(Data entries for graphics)
:::
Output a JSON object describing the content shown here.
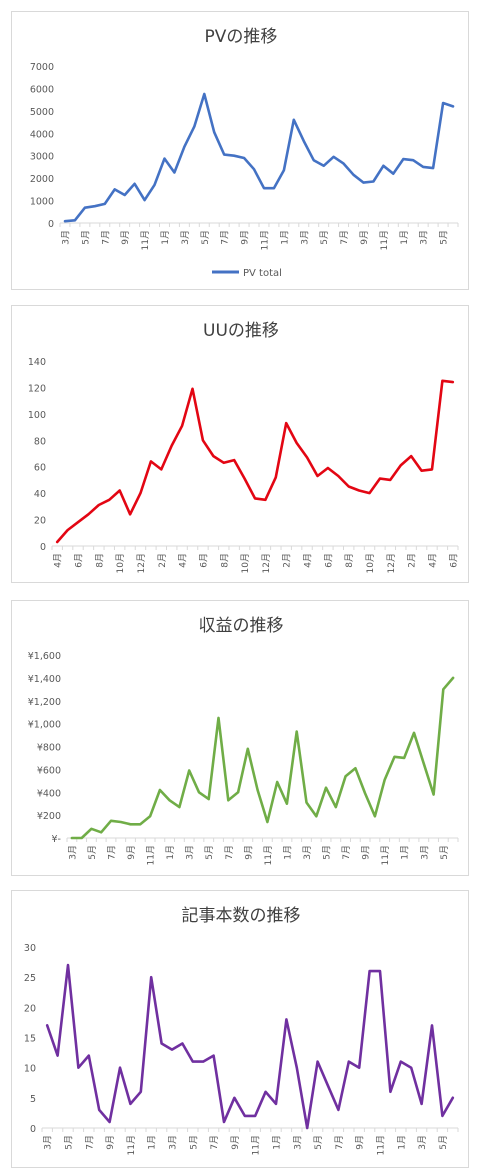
{
  "chart_data": [
    {
      "type": "line",
      "title": "PVの推移",
      "ylim": [
        0,
        7000
      ],
      "yticks": [
        "0",
        "1000",
        "2000",
        "3000",
        "4000",
        "5000",
        "6000",
        "7000"
      ],
      "color": "#4472C4",
      "legend_position": "bottom",
      "xticks": [
        "3月",
        "5月",
        "7月",
        "9月",
        "11月",
        "1月",
        "3月",
        "5月",
        "7月",
        "9月",
        "11月",
        "1月",
        "3月",
        "5月",
        "7月",
        "9月",
        "11月",
        "1月",
        "3月",
        "5月"
      ],
      "series": [
        {
          "name": "PV total",
          "values": [
            80,
            120,
            680,
            750,
            850,
            1500,
            1250,
            1750,
            1020,
            1700,
            2870,
            2250,
            3400,
            4300,
            5750,
            4050,
            3050,
            3000,
            2900,
            2400,
            1550,
            1550,
            2350,
            4600,
            3650,
            2800,
            2550,
            2950,
            2650,
            2150,
            1800,
            1850,
            2550,
            2200,
            2850,
            2800,
            2500,
            2450,
            5350,
            5200
          ]
        }
      ]
    },
    {
      "type": "line",
      "title": "UUの推移",
      "ylim": [
        0,
        140
      ],
      "yticks": [
        "0",
        "20",
        "40",
        "60",
        "80",
        "100",
        "120",
        "140"
      ],
      "color": "#E30613",
      "xticks": [
        "4月",
        "6月",
        "8月",
        "10月",
        "12月",
        "2月",
        "4月",
        "6月",
        "8月",
        "10月",
        "12月",
        "2月",
        "4月",
        "6月",
        "8月",
        "10月",
        "12月",
        "2月",
        "4月",
        "6月"
      ],
      "series": [
        {
          "values": [
            3,
            12,
            18,
            24,
            31,
            35,
            42,
            24,
            40,
            64,
            58,
            76,
            91,
            119,
            80,
            68,
            63,
            65,
            51,
            36,
            35,
            52,
            93,
            78,
            67,
            53,
            59,
            53,
            45,
            42,
            40,
            51,
            50,
            61,
            68,
            57,
            58,
            125,
            124
          ]
        }
      ]
    },
    {
      "type": "line",
      "title": "収益の推移",
      "ylim": [
        0,
        1600
      ],
      "yticks": [
        "¥-",
        "¥200",
        "¥400",
        "¥600",
        "¥800",
        "¥1,000",
        "¥1,200",
        "¥1,400",
        "¥1,600"
      ],
      "color": "#70AD47",
      "xticks": [
        "3月",
        "5月",
        "7月",
        "9月",
        "11月",
        "1月",
        "3月",
        "5月",
        "7月",
        "9月",
        "11月",
        "1月",
        "3月",
        "5月",
        "7月",
        "9月",
        "11月",
        "1月",
        "3月",
        "5月"
      ],
      "series": [
        {
          "values": [
            0,
            0,
            80,
            50,
            150,
            140,
            120,
            120,
            190,
            420,
            330,
            270,
            590,
            400,
            340,
            1050,
            330,
            400,
            780,
            420,
            140,
            490,
            300,
            930,
            310,
            190,
            440,
            270,
            540,
            610,
            390,
            190,
            510,
            710,
            700,
            920,
            650,
            380,
            1300,
            1400
          ]
        }
      ]
    },
    {
      "type": "line",
      "title": "記事本数の推移",
      "ylim": [
        0,
        30
      ],
      "yticks": [
        "0",
        "5",
        "10",
        "15",
        "20",
        "25",
        "30"
      ],
      "color": "#7030A0",
      "xticks": [
        "3月",
        "5月",
        "7月",
        "9月",
        "11月",
        "1月",
        "3月",
        "5月",
        "7月",
        "9月",
        "11月",
        "1月",
        "3月",
        "5月",
        "7月",
        "9月",
        "11月",
        "1月",
        "3月",
        "5月"
      ],
      "series": [
        {
          "values": [
            17,
            12,
            27,
            10,
            12,
            3,
            1,
            10,
            4,
            6,
            25,
            14,
            13,
            14,
            11,
            11,
            12,
            1,
            5,
            2,
            2,
            6,
            4,
            18,
            10,
            0,
            11,
            7,
            3,
            11,
            10,
            26,
            26,
            6,
            11,
            10,
            4,
            17,
            2,
            5
          ]
        }
      ]
    }
  ]
}
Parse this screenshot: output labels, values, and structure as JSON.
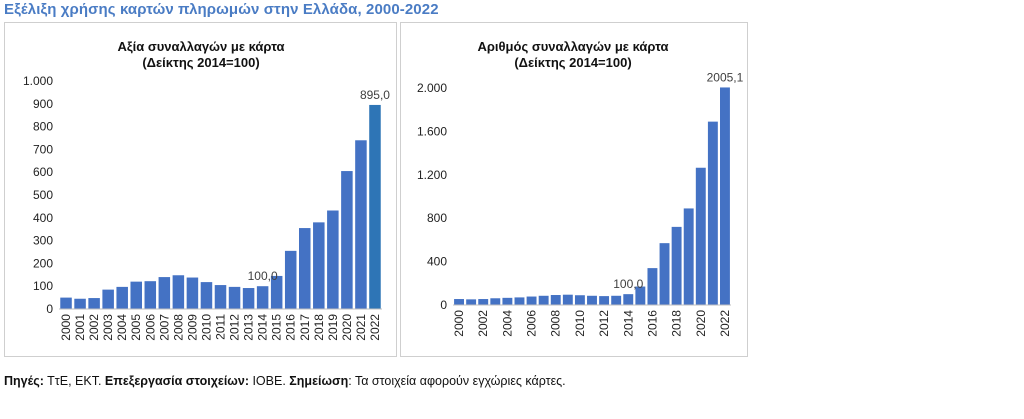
:::
Keep the pictures out and write out the records exactly.

Output a JSON object describing the content shown here.
{
  "chart_data": [
    {
      "type": "line",
      "title": "PVの推移",
      "ylim": [
        0,
        7000
      ],
      "yticks": [
        "0",
        "1000",
        "2000",
        "3000",
        "4000",
        "5000",
        "6000",
        "7000"
      ],
      "color": "#4472C4",
      "legend_position": "bottom",
      "xticks": [
        "3月",
        "5月",
        "7月",
        "9月",
        "11月",
        "1月",
        "3月",
        "5月",
        "7月",
        "9月",
        "11月",
        "1月",
        "3月",
        "5月",
        "7月",
        "9月",
        "11月",
        "1月",
        "3月",
        "5月"
      ],
      "series": [
        {
          "name": "PV total",
          "values": [
            80,
            120,
            680,
            750,
            850,
            1500,
            1250,
            1750,
            1020,
            1700,
            2870,
            2250,
            3400,
            4300,
            5750,
            4050,
            3050,
            3000,
            2900,
            2400,
            1550,
            1550,
            2350,
            4600,
            3650,
            2800,
            2550,
            2950,
            2650,
            2150,
            1800,
            1850,
            2550,
            2200,
            2850,
            2800,
            2500,
            2450,
            5350,
            5200
          ]
        }
      ]
    },
    {
      "type": "line",
      "title": "UUの推移",
      "ylim": [
        0,
        140
      ],
      "yticks": [
        "0",
        "20",
        "40",
        "60",
        "80",
        "100",
        "120",
        "140"
      ],
      "color": "#E30613",
      "xticks": [
        "4月",
        "6月",
        "8月",
        "10月",
        "12月",
        "2月",
        "4月",
        "6月",
        "8月",
        "10月",
        "12月",
        "2月",
        "4月",
        "6月",
        "8月",
        "10月",
        "12月",
        "2月",
        "4月",
        "6月"
      ],
      "series": [
        {
          "values": [
            3,
            12,
            18,
            24,
            31,
            35,
            42,
            24,
            40,
            64,
            58,
            76,
            91,
            119,
            80,
            68,
            63,
            65,
            51,
            36,
            35,
            52,
            93,
            78,
            67,
            53,
            59,
            53,
            45,
            42,
            40,
            51,
            50,
            61,
            68,
            57,
            58,
            125,
            124
          ]
        }
      ]
    },
    {
      "type": "line",
      "title": "収益の推移",
      "ylim": [
        0,
        1600
      ],
      "yticks": [
        "¥-",
        "¥200",
        "¥400",
        "¥600",
        "¥800",
        "¥1,000",
        "¥1,200",
        "¥1,400",
        "¥1,600"
      ],
      "color": "#70AD47",
      "xticks": [
        "3月",
        "5月",
        "7月",
        "9月",
        "11月",
        "1月",
        "3月",
        "5月",
        "7月",
        "9月",
        "11月",
        "1月",
        "3月",
        "5月",
        "7月",
        "9月",
        "11月",
        "1月",
        "3月",
        "5月"
      ],
      "series": [
        {
          "values": [
            0,
            0,
            80,
            50,
            150,
            140,
            120,
            120,
            190,
            420,
            330,
            270,
            590,
            400,
            340,
            1050,
            330,
            400,
            780,
            420,
            140,
            490,
            300,
            930,
            310,
            190,
            440,
            270,
            540,
            610,
            390,
            190,
            510,
            710,
            700,
            920,
            650,
            380,
            1300,
            1400
          ]
        }
      ]
    },
    {
      "type": "line",
      "title": "記事本数の推移",
      "ylim": [
        0,
        30
      ],
      "yticks": [
        "0",
        "5",
        "10",
        "15",
        "20",
        "25",
        "30"
      ],
      "color": "#7030A0",
      "xticks": [
        "3月",
        "5月",
        "7月",
        "9月",
        "11月",
        "1月",
        "3月",
        "5月",
        "7月",
        "9月",
        "11月",
        "1月",
        "3月",
        "5月",
        "7月",
        "9月",
        "11月",
        "1月",
        "3月",
        "5月"
      ],
      "series": [
        {
          "values": [
            17,
            12,
            27,
            10,
            12,
            3,
            1,
            10,
            4,
            6,
            25,
            14,
            13,
            14,
            11,
            11,
            12,
            1,
            5,
            2,
            2,
            6,
            4,
            18,
            10,
            0,
            11,
            7,
            3,
            11,
            10,
            26,
            26,
            6,
            11,
            10,
            4,
            17,
            2,
            5
          ]
        }
      ]
    }
  ]
}
Parse this screenshot: output labels, values, and structure as JSON.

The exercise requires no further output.